-- Records contained in a dataset --
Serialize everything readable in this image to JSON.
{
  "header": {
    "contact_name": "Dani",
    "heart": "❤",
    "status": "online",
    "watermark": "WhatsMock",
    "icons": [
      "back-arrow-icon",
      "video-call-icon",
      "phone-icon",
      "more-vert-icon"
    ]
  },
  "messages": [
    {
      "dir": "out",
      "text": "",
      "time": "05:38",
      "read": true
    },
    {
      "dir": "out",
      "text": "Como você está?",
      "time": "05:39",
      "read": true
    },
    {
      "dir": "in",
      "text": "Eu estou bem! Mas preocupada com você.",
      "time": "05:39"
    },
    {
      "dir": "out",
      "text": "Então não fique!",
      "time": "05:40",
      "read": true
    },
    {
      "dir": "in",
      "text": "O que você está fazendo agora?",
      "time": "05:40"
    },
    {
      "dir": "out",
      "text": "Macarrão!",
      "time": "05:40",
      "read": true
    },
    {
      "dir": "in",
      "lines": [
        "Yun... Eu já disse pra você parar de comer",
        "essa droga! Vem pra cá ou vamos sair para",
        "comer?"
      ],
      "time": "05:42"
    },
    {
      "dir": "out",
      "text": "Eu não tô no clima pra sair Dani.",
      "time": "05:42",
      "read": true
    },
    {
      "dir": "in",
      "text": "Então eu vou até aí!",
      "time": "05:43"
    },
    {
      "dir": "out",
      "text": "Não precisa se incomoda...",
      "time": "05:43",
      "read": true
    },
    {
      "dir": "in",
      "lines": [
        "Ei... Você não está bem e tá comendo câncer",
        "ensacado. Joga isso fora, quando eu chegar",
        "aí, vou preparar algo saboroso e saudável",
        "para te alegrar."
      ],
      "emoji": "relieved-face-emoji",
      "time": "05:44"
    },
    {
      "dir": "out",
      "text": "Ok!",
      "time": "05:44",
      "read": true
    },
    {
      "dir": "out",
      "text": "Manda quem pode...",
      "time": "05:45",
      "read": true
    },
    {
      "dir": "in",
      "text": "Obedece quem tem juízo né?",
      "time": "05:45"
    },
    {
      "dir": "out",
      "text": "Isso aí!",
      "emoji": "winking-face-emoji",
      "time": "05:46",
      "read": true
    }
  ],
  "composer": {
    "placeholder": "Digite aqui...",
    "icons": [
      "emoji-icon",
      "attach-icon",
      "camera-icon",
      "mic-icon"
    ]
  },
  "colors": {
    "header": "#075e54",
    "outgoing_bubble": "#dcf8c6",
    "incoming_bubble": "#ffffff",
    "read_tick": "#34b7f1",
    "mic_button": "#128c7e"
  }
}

-- EXERCISE DESCRIPTION --
Gather all lines of the records that include the word "está".

-- ANSWER IN FULL --
      "text": "Como você está?",
      "text": "O que você está fazendo agora?",
        "Ei... Você não está bem e tá comendo câncer",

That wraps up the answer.